Output every entry exactly as written, skipping any pictures.

> **ROWS**:

* start *

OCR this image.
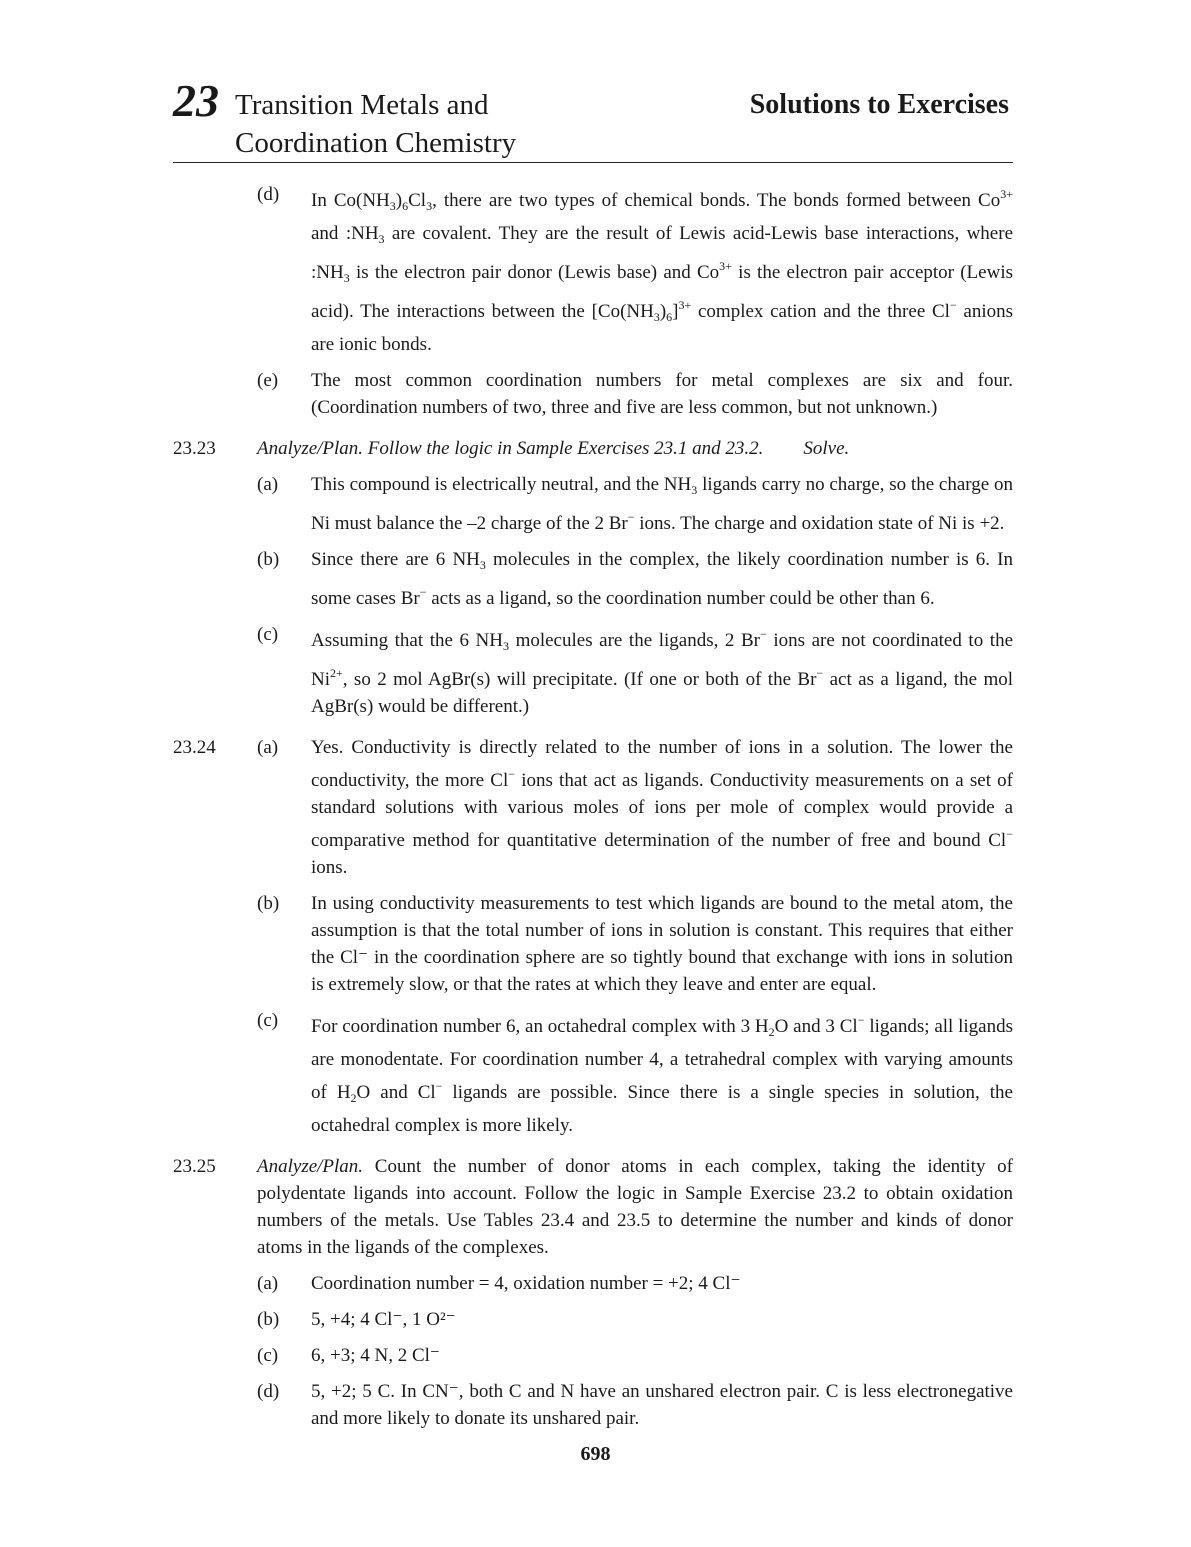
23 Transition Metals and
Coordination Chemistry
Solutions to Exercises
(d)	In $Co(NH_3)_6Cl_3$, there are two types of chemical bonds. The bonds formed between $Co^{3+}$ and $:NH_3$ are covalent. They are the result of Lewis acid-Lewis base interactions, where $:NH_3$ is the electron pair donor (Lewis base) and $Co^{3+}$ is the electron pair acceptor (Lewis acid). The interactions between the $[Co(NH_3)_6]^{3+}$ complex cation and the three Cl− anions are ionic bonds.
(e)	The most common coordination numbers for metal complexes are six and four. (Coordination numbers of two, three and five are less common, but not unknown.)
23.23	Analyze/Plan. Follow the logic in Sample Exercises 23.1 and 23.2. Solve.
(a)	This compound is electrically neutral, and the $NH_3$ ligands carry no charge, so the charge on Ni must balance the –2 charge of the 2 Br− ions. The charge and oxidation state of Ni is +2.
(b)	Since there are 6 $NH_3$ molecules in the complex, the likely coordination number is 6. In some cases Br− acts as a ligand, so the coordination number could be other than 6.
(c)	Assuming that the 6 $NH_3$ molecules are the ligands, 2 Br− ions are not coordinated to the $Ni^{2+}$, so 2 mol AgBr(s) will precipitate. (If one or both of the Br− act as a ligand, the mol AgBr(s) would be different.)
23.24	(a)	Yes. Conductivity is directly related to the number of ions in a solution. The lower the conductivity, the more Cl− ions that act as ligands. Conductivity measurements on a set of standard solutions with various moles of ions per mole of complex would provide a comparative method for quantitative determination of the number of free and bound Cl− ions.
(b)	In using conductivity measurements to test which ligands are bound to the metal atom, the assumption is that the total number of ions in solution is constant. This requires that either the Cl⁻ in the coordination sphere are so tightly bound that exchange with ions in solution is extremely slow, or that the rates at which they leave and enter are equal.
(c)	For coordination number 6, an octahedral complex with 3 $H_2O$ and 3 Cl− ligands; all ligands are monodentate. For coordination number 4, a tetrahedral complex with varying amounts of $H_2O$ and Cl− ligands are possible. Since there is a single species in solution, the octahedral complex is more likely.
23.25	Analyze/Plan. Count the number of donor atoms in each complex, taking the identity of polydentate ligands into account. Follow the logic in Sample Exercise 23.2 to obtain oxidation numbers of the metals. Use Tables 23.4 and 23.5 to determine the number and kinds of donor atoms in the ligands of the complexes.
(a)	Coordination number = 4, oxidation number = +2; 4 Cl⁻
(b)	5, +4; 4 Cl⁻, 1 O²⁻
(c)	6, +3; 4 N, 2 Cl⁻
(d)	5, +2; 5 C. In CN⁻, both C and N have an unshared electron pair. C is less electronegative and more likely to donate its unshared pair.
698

* end *

> **EXERCISE ANSWER**:
OCR this image.
23 Transition Metals and
Coordination Chemistry
Solutions to Exercises
(d)	In $Co(NH_3)_6Cl_3$, there are two types of chemical bonds. The bonds formed between $Co^{3+}$ and $:NH_3$ are covalent. They are the result of Lewis acid-Lewis base interactions, where $:NH_3$ is the electron pair donor (Lewis base) and $Co^{3+}$ is the electron pair acceptor (Lewis acid). The interactions between the $[Co(NH_3)_6]^{3+}$ complex cation and the three Cl− anions are ionic bonds.
(e)	The most common coordination numbers for metal complexes are six and four. (Coordination numbers of two, three and five are less common, but not unknown.)
23.23	Analyze/Plan. Follow the logic in Sample Exercises 23.1 and 23.2. Solve.
(a)	This compound is electrically neutral, and the $NH_3$ ligands carry no charge, so the charge on Ni must balance the –2 charge of the 2 Br− ions. The charge and oxidation state of Ni is +2.
(b)	Since there are 6 $NH_3$ molecules in the complex, the likely coordination number is 6. In some cases Br− acts as a ligand, so the coordination number could be other than 6.
(c)	Assuming that the 6 $NH_3$ molecules are the ligands, 2 Br− ions are not coordinated to the $Ni^{2+}$, so 2 mol AgBr(s) will precipitate. (If one or both of the Br− act as a ligand, the mol AgBr(s) would be different.)
23.24	(a)	Yes. Conductivity is directly related to the number of ions in a solution. The lower the conductivity, the more Cl− ions that act as ligands. Conductivity measurements on a set of standard solutions with various moles of ions per mole of complex would provide a comparative method for quantitative determination of the number of free and bound Cl− ions.
(b)	In using conductivity measurements to test which ligands are bound to the metal atom, the assumption is that the total number of ions in solution is constant. This requires that either the Cl⁻ in the coordination sphere are so tightly bound that exchange with ions in solution is extremely slow, or that the rates at which they leave and enter are equal.
(c)	For coordination number 6, an octahedral complex with 3 $H_2O$ and 3 Cl− ligands; all ligands are monodentate. For coordination number 4, a tetrahedral complex with varying amounts of $H_2O$ and Cl− ligands are possible. Since there is a single species in solution, the octahedral complex is more likely.
23.25	Analyze/Plan. Count the number of donor atoms in each complex, taking the identity of polydentate ligands into account. Follow the logic in Sample Exercise 23.2 to obtain oxidation numbers of the metals. Use Tables 23.4 and 23.5 to determine the number and kinds of donor atoms in the ligands of the complexes.
(a)	Coordination number = 4, oxidation number = +2; 4 Cl⁻
(b)	5, +4; 4 Cl⁻, 1 O²⁻
(c)	6, +3; 4 N, 2 Cl⁻
(d)	5, +2; 5 C. In CN⁻, both C and N have an unshared electron pair. C is less electronegative and more likely to donate its unshared pair.
698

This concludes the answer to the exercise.